[Dataset records on visual material]
###
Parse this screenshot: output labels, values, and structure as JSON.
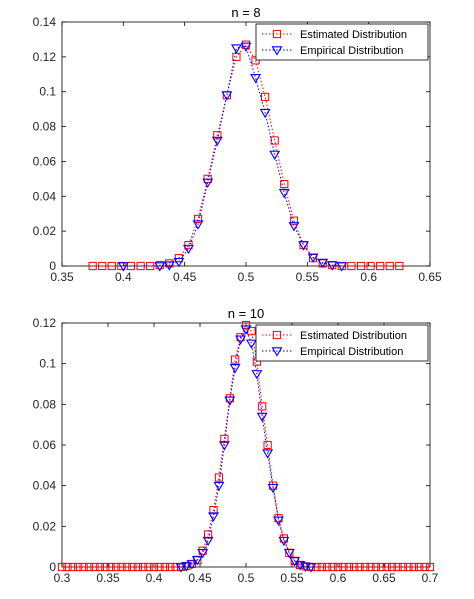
{
  "chart_data": [
    {
      "type": "line",
      "title": "n = 8",
      "xlim": [
        0.35,
        0.65
      ],
      "ylim": [
        0,
        0.14
      ],
      "xticks": [
        "0.35",
        "0.4",
        "0.45",
        "0.5",
        "0.55",
        "0.6",
        "0.65"
      ],
      "yticks": [
        "0",
        "0.02",
        "0.04",
        "0.06",
        "0.08",
        "0.1",
        "0.12",
        "0.14"
      ],
      "grid": false,
      "legend": "top-right",
      "series": [
        {
          "name": "Estimated Distribution",
          "color": "#ff0000",
          "marker": "square",
          "x": [
            0.375,
            0.3828,
            0.3906,
            0.3984,
            0.4062,
            0.4141,
            0.4219,
            0.4297,
            0.4375,
            0.4453,
            0.4531,
            0.4609,
            0.4688,
            0.4766,
            0.4844,
            0.4922,
            0.5,
            0.5078,
            0.5156,
            0.5234,
            0.5312,
            0.5391,
            0.5469,
            0.5547,
            0.5625,
            0.5703,
            0.5781,
            0.5859,
            0.5938,
            0.6016,
            0.6094,
            0.6172,
            0.625
          ],
          "y": [
            0,
            0,
            0,
            0,
            0,
            0,
            0,
            0.0005,
            0.0015,
            0.0045,
            0.012,
            0.027,
            0.05,
            0.075,
            0.098,
            0.12,
            0.127,
            0.118,
            0.097,
            0.072,
            0.047,
            0.026,
            0.012,
            0.0045,
            0.0015,
            0.0005,
            0,
            0,
            0,
            0,
            0,
            0,
            0
          ]
        },
        {
          "name": "Empirical Distribution",
          "color": "#0000ff",
          "marker": "triangle-down",
          "x": [
            0.4,
            0.4297,
            0.4375,
            0.4453,
            0.4531,
            0.4609,
            0.4688,
            0.4766,
            0.4844,
            0.4922,
            0.5,
            0.5078,
            0.5156,
            0.5234,
            0.5312,
            0.5391,
            0.5469,
            0.5547,
            0.5625,
            0.5703,
            0.5781
          ],
          "y": [
            0,
            0,
            0.0005,
            0.0025,
            0.01,
            0.024,
            0.048,
            0.072,
            0.098,
            0.125,
            0.126,
            0.108,
            0.088,
            0.064,
            0.042,
            0.023,
            0.012,
            0.005,
            0.002,
            0.0005,
            0
          ]
        }
      ]
    },
    {
      "type": "line",
      "title": "n = 10",
      "xlim": [
        0.3,
        0.7
      ],
      "ylim": [
        0,
        0.12
      ],
      "xticks": [
        "0.3",
        "0.35",
        "0.4",
        "0.45",
        "0.5",
        "0.55",
        "0.6",
        "0.65",
        "0.7"
      ],
      "yticks": [
        "0",
        "0.02",
        "0.04",
        "0.06",
        "0.08",
        "0.1",
        "0.12"
      ],
      "grid": false,
      "legend": "top-right",
      "series": [
        {
          "name": "Estimated Distribution",
          "color": "#ff0000",
          "marker": "square",
          "x": [
            0.3,
            0.3059,
            0.3118,
            0.3176,
            0.3235,
            0.3294,
            0.3353,
            0.3412,
            0.3471,
            0.3529,
            0.3588,
            0.3647,
            0.3706,
            0.3765,
            0.3824,
            0.3882,
            0.3941,
            0.4,
            0.4059,
            0.4118,
            0.4176,
            0.4235,
            0.4294,
            0.4353,
            0.4412,
            0.4471,
            0.4529,
            0.4588,
            0.4647,
            0.4706,
            0.4765,
            0.4824,
            0.4882,
            0.4941,
            0.5,
            0.5059,
            0.5118,
            0.5176,
            0.5235,
            0.5294,
            0.5353,
            0.5412,
            0.5471,
            0.5529,
            0.5588,
            0.5647,
            0.5706,
            0.5765,
            0.5824,
            0.5882,
            0.5941,
            0.6,
            0.6059,
            0.6118,
            0.6176,
            0.6235,
            0.6294,
            0.6353,
            0.6412,
            0.6471,
            0.6529,
            0.6588,
            0.6647,
            0.6706,
            0.6765,
            0.6824,
            0.6882,
            0.6941,
            0.7
          ],
          "y": [
            0,
            0,
            0,
            0,
            0,
            0,
            0,
            0,
            0,
            0,
            0,
            0,
            0,
            0,
            0,
            0,
            0,
            0,
            0,
            0,
            0,
            0,
            0,
            0.0005,
            0.0015,
            0.0035,
            0.008,
            0.016,
            0.028,
            0.044,
            0.063,
            0.083,
            0.102,
            0.113,
            0.119,
            0.116,
            0.101,
            0.079,
            0.06,
            0.04,
            0.024,
            0.014,
            0.007,
            0.003,
            0.001,
            0.0003,
            0,
            0,
            0,
            0,
            0,
            0,
            0,
            0,
            0,
            0,
            0,
            0,
            0,
            0,
            0,
            0,
            0,
            0,
            0,
            0,
            0,
            0,
            0
          ]
        },
        {
          "name": "Empirical Distribution",
          "color": "#0000ff",
          "marker": "triangle-down",
          "x": [
            0.4294,
            0.4353,
            0.4412,
            0.4471,
            0.4529,
            0.4588,
            0.4647,
            0.4706,
            0.4765,
            0.4824,
            0.4882,
            0.4941,
            0.5,
            0.5059,
            0.5118,
            0.5176,
            0.5235,
            0.5294,
            0.5353,
            0.5412,
            0.5471,
            0.5529,
            0.5588,
            0.5647,
            0.5706
          ],
          "y": [
            0,
            0.0005,
            0.0015,
            0.0035,
            0.007,
            0.013,
            0.025,
            0.04,
            0.06,
            0.082,
            0.098,
            0.112,
            0.117,
            0.11,
            0.095,
            0.074,
            0.056,
            0.039,
            0.023,
            0.013,
            0.007,
            0.003,
            0.001,
            0.0003,
            0
          ]
        }
      ]
    }
  ]
}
###
Copy out each line word for word, please, skipping the images.

Parse this screenshot: output labels, values, and structure as JSON.
{
  "chart_data": [
    {
      "type": "line",
      "title": "n = 8",
      "xlim": [
        0.35,
        0.65
      ],
      "ylim": [
        0,
        0.14
      ],
      "xticks": [
        "0.35",
        "0.4",
        "0.45",
        "0.5",
        "0.55",
        "0.6",
        "0.65"
      ],
      "yticks": [
        "0",
        "0.02",
        "0.04",
        "0.06",
        "0.08",
        "0.1",
        "0.12",
        "0.14"
      ],
      "grid": false,
      "legend": "top-right",
      "series": [
        {
          "name": "Estimated Distribution",
          "color": "#ff0000",
          "marker": "square",
          "x": [
            0.375,
            0.3828,
            0.3906,
            0.3984,
            0.4062,
            0.4141,
            0.4219,
            0.4297,
            0.4375,
            0.4453,
            0.4531,
            0.4609,
            0.4688,
            0.4766,
            0.4844,
            0.4922,
            0.5,
            0.5078,
            0.5156,
            0.5234,
            0.5312,
            0.5391,
            0.5469,
            0.5547,
            0.5625,
            0.5703,
            0.5781,
            0.5859,
            0.5938,
            0.6016,
            0.6094,
            0.6172,
            0.625
          ],
          "y": [
            0,
            0,
            0,
            0,
            0,
            0,
            0,
            0.0005,
            0.0015,
            0.0045,
            0.012,
            0.027,
            0.05,
            0.075,
            0.098,
            0.12,
            0.127,
            0.118,
            0.097,
            0.072,
            0.047,
            0.026,
            0.012,
            0.0045,
            0.0015,
            0.0005,
            0,
            0,
            0,
            0,
            0,
            0,
            0
          ]
        },
        {
          "name": "Empirical Distribution",
          "color": "#0000ff",
          "marker": "triangle-down",
          "x": [
            0.4,
            0.4297,
            0.4375,
            0.4453,
            0.4531,
            0.4609,
            0.4688,
            0.4766,
            0.4844,
            0.4922,
            0.5,
            0.5078,
            0.5156,
            0.5234,
            0.5312,
            0.5391,
            0.5469,
            0.5547,
            0.5625,
            0.5703,
            0.5781
          ],
          "y": [
            0,
            0,
            0.0005,
            0.0025,
            0.01,
            0.024,
            0.048,
            0.072,
            0.098,
            0.125,
            0.126,
            0.108,
            0.088,
            0.064,
            0.042,
            0.023,
            0.012,
            0.005,
            0.002,
            0.0005,
            0
          ]
        }
      ]
    },
    {
      "type": "line",
      "title": "n = 10",
      "xlim": [
        0.3,
        0.7
      ],
      "ylim": [
        0,
        0.12
      ],
      "xticks": [
        "0.3",
        "0.35",
        "0.4",
        "0.45",
        "0.5",
        "0.55",
        "0.6",
        "0.65",
        "0.7"
      ],
      "yticks": [
        "0",
        "0.02",
        "0.04",
        "0.06",
        "0.08",
        "0.1",
        "0.12"
      ],
      "grid": false,
      "legend": "top-right",
      "series": [
        {
          "name": "Estimated Distribution",
          "color": "#ff0000",
          "marker": "square",
          "x": [
            0.3,
            0.3059,
            0.3118,
            0.3176,
            0.3235,
            0.3294,
            0.3353,
            0.3412,
            0.3471,
            0.3529,
            0.3588,
            0.3647,
            0.3706,
            0.3765,
            0.3824,
            0.3882,
            0.3941,
            0.4,
            0.4059,
            0.4118,
            0.4176,
            0.4235,
            0.4294,
            0.4353,
            0.4412,
            0.4471,
            0.4529,
            0.4588,
            0.4647,
            0.4706,
            0.4765,
            0.4824,
            0.4882,
            0.4941,
            0.5,
            0.5059,
            0.5118,
            0.5176,
            0.5235,
            0.5294,
            0.5353,
            0.5412,
            0.5471,
            0.5529,
            0.5588,
            0.5647,
            0.5706,
            0.5765,
            0.5824,
            0.5882,
            0.5941,
            0.6,
            0.6059,
            0.6118,
            0.6176,
            0.6235,
            0.6294,
            0.6353,
            0.6412,
            0.6471,
            0.6529,
            0.6588,
            0.6647,
            0.6706,
            0.6765,
            0.6824,
            0.6882,
            0.6941,
            0.7
          ],
          "y": [
            0,
            0,
            0,
            0,
            0,
            0,
            0,
            0,
            0,
            0,
            0,
            0,
            0,
            0,
            0,
            0,
            0,
            0,
            0,
            0,
            0,
            0,
            0,
            0.0005,
            0.0015,
            0.0035,
            0.008,
            0.016,
            0.028,
            0.044,
            0.063,
            0.083,
            0.102,
            0.113,
            0.119,
            0.116,
            0.101,
            0.079,
            0.06,
            0.04,
            0.024,
            0.014,
            0.007,
            0.003,
            0.001,
            0.0003,
            0,
            0,
            0,
            0,
            0,
            0,
            0,
            0,
            0,
            0,
            0,
            0,
            0,
            0,
            0,
            0,
            0,
            0,
            0,
            0,
            0,
            0,
            0
          ]
        },
        {
          "name": "Empirical Distribution",
          "color": "#0000ff",
          "marker": "triangle-down",
          "x": [
            0.4294,
            0.4353,
            0.4412,
            0.4471,
            0.4529,
            0.4588,
            0.4647,
            0.4706,
            0.4765,
            0.4824,
            0.4882,
            0.4941,
            0.5,
            0.5059,
            0.5118,
            0.5176,
            0.5235,
            0.5294,
            0.5353,
            0.5412,
            0.5471,
            0.5529,
            0.5588,
            0.5647,
            0.5706
          ],
          "y": [
            0,
            0.0005,
            0.0015,
            0.0035,
            0.007,
            0.013,
            0.025,
            0.04,
            0.06,
            0.082,
            0.098,
            0.112,
            0.117,
            0.11,
            0.095,
            0.074,
            0.056,
            0.039,
            0.023,
            0.013,
            0.007,
            0.003,
            0.001,
            0.0003,
            0
          ]
        }
      ]
    }
  ]
}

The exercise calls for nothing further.